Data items
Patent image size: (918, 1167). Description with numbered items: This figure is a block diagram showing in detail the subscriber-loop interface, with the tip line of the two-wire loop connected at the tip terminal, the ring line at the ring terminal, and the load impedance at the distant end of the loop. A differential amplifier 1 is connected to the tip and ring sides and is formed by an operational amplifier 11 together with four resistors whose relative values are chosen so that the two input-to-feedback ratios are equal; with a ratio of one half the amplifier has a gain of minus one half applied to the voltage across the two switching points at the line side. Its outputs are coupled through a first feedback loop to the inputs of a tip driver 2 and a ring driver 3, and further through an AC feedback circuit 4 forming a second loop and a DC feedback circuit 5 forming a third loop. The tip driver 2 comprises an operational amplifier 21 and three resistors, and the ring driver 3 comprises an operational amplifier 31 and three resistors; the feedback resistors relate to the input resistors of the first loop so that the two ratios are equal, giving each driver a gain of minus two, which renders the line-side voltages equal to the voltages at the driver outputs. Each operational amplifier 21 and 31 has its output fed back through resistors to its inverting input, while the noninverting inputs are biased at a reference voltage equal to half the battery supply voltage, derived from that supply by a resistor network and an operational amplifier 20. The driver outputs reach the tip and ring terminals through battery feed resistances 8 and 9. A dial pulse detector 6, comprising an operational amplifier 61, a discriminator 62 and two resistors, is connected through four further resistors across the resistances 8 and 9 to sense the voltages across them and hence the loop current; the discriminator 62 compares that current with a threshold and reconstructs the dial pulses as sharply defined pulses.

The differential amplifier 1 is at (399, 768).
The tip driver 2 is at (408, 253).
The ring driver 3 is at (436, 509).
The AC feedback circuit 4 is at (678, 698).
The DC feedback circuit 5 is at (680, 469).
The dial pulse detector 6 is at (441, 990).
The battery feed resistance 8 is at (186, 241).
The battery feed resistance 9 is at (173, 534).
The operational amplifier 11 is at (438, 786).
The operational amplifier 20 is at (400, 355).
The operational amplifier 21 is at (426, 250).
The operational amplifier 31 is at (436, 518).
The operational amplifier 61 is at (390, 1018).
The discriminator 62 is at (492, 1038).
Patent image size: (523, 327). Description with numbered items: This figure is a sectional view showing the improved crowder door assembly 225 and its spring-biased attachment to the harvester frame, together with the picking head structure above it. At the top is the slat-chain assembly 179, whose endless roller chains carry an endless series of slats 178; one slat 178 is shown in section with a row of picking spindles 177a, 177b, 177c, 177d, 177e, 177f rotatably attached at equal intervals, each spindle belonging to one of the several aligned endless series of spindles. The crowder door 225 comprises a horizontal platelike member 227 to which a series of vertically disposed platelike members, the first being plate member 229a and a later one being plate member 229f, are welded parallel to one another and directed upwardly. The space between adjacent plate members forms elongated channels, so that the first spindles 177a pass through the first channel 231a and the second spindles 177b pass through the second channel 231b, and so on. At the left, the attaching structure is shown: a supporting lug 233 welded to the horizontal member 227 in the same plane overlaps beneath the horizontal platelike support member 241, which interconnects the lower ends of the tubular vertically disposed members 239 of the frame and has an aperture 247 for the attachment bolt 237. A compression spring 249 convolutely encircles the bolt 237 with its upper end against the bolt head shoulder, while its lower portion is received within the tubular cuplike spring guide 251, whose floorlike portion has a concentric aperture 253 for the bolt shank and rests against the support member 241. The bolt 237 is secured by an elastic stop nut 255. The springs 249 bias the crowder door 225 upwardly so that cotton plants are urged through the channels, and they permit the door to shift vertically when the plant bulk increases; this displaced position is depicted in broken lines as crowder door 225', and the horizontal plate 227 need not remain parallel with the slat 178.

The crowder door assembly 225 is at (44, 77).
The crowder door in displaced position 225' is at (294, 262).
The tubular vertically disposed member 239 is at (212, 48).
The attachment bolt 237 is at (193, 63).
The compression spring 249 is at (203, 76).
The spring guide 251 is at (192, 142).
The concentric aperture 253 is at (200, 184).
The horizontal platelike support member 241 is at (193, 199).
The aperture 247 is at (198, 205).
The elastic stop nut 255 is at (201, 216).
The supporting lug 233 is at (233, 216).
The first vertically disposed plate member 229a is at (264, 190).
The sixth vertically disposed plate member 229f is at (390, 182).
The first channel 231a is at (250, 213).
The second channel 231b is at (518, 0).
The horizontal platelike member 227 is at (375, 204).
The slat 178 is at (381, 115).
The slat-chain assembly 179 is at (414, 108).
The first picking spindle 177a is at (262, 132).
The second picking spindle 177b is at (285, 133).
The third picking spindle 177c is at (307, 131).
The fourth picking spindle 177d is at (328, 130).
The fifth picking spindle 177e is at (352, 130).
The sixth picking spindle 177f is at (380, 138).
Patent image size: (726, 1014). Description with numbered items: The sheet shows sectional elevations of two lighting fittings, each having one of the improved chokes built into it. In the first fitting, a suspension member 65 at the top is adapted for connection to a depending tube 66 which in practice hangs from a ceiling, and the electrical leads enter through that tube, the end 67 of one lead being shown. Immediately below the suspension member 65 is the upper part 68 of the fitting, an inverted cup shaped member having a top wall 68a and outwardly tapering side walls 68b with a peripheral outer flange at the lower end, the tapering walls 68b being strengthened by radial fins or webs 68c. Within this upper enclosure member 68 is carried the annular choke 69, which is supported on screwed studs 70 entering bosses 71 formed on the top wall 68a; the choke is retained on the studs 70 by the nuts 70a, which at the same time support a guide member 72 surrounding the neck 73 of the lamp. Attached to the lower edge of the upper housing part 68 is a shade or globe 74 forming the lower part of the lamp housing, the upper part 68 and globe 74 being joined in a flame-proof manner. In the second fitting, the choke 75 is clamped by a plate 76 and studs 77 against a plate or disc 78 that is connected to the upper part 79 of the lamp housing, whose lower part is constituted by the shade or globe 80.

#### [Stated exercise]
Reproduce all of the data items above word for word, keeping every line in its original order.

#### [Solution for this task]
Patent image size: (918, 1167). Description with numbered items: This figure is a block diagram showing in detail the subscriber-loop interface, with the tip line of the two-wire loop connected at the tip terminal, the ring line at the ring terminal, and the load impedance at the distant end of the loop. A differential amplifier 1 is connected to the tip and ring sides and is formed by an operational amplifier 11 together with four resistors whose relative values are chosen so that the two input-to-feedback ratios are equal; with a ratio of one half the amplifier has a gain of minus one half applied to the voltage across the two switching points at the line side. Its outputs are coupled through a first feedback loop to the inputs of a tip driver 2 and a ring driver 3, and further through an AC feedback circuit 4 forming a second loop and a DC feedback circuit 5 forming a third loop. The tip driver 2 comprises an operational amplifier 21 and three resistors, and the ring driver 3 comprises an operational amplifier 31 and three resistors; the feedback resistors relate to the input resistors of the first loop so that the two ratios are equal, giving each driver a gain of minus two, which renders the line-side voltages equal to the voltages at the driver outputs. Each operational amplifier 21 and 31 has its output fed back through resistors to its inverting input, while the noninverting inputs are biased at a reference voltage equal to half the battery supply voltage, derived from that supply by a resistor network and an operational amplifier 20. The driver outputs reach the tip and ring terminals through battery feed resistances 8 and 9. A dial pulse detector 6, comprising an operational amplifier 61, a discriminator 62 and two resistors, is connected through four further resistors across the resistances 8 and 9 to sense the voltages across them and hence the loop current; the discriminator 62 compares that current with a threshold and reconstructs the dial pulses as sharply defined pulses.

The differential amplifier 1 is at (399, 768).
The tip driver 2 is at (408, 253).
The ring driver 3 is at (436, 509).
The AC feedback circuit 4 is at (678, 698).
The DC feedback circuit 5 is at (680, 469).
The dial pulse detector 6 is at (441, 990).
The battery feed resistance 8 is at (186, 241).
The battery feed resistance 9 is at (173, 534).
The operational amplifier 11 is at (438, 786).
The operational amplifier 20 is at (400, 355).
The operational amplifier 21 is at (426, 250).
The operational amplifier 31 is at (436, 518).
The operational amplifier 61 is at (390, 1018).
The discriminator 62 is at (492, 1038).
Patent image size: (523, 327). Description with numbered items: This figure is a sectional view showing the improved crowder door assembly 225 and its spring-biased attachment to the harvester frame, together with the picking head structure above it. At the top is the slat-chain assembly 179, whose endless roller chains carry an endless series of slats 178; one slat 178 is shown in section with a row of picking spindles 177a, 177b, 177c, 177d, 177e, 177f rotatably attached at equal intervals, each spindle belonging to one of the several aligned endless series of spindles. The crowder door 225 comprises a horizontal platelike member 227 to which a series of vertically disposed platelike members, the first being plate member 229a and a later one being plate member 229f, are welded parallel to one another and directed upwardly. The space between adjacent plate members forms elongated channels, so that the first spindles 177a pass through the first channel 231a and the second spindles 177b pass through the second channel 231b, and so on. At the left, the attaching structure is shown: a supporting lug 233 welded to the horizontal member 227 in the same plane overlaps beneath the horizontal platelike support member 241, which interconnects the lower ends of the tubular vertically disposed members 239 of the frame and has an aperture 247 for the attachment bolt 237. A compression spring 249 convolutely encircles the bolt 237 with its upper end against the bolt head shoulder, while its lower portion is received within the tubular cuplike spring guide 251, whose floorlike portion has a concentric aperture 253 for the bolt shank and rests against the support member 241. The bolt 237 is secured by an elastic stop nut 255. The springs 249 bias the crowder door 225 upwardly so that cotton plants are urged through the channels, and they permit the door to shift vertically when the plant bulk increases; this displaced position is depicted in broken lines as crowder door 225', and the horizontal plate 227 need not remain parallel with the slat 178.

The crowder door assembly 225 is at (44, 77).
The crowder door in displaced position 225' is at (294, 262).
The tubular vertically disposed member 239 is at (212, 48).
The attachment bolt 237 is at (193, 63).
The compression spring 249 is at (203, 76).
The spring guide 251 is at (192, 142).
The concentric aperture 253 is at (200, 184).
The horizontal platelike support member 241 is at (193, 199).
The aperture 247 is at (198, 205).
The elastic stop nut 255 is at (201, 216).
The supporting lug 233 is at (233, 216).
The first vertically disposed plate member 229a is at (264, 190).
The sixth vertically disposed plate member 229f is at (390, 182).
The first channel 231a is at (250, 213).
The second channel 231b is at (518, 0).
The horizontal platelike member 227 is at (375, 204).
The slat 178 is at (381, 115).
The slat-chain assembly 179 is at (414, 108).
The first picking spindle 177a is at (262, 132).
The second picking spindle 177b is at (285, 133).
The third picking spindle 177c is at (307, 131).
The fourth picking spindle 177d is at (328, 130).
The fifth picking spindle 177e is at (352, 130).
The sixth picking spindle 177f is at (380, 138).
Patent image size: (726, 1014). Description with numbered items: The sheet shows sectional elevations of two lighting fittings, each having one of the improved chokes built into it. In the first fitting, a suspension member 65 at the top is adapted for connection to a depending tube 66 which in practice hangs from a ceiling, and the electrical leads enter through that tube, the end 67 of one lead being shown. Immediately below the suspension member 65 is the upper part 68 of the fitting, an inverted cup shaped member having a top wall 68a and outwardly tapering side walls 68b with a peripheral outer flange at the lower end, the tapering walls 68b being strengthened by radial fins or webs 68c. Within this upper enclosure member 68 is carried the annular choke 69, which is supported on screwed studs 70 entering bosses 71 formed on the top wall 68a; the choke is retained on the studs 70 by the nuts 70a, which at the same time support a guide member 72 surrounding the neck 73 of the lamp. Attached to the lower edge of the upper housing part 68 is a shade or globe 74 forming the lower part of the lamp housing, the upper part 68 and globe 74 being joined in a flame-proof manner. In the second fitting, the choke 75 is clamped by a plate 76 and studs 77 against a plate or disc 78 that is connected to the upper part 79 of the lamp housing, whose lower part is constituted by the shade or globe 80.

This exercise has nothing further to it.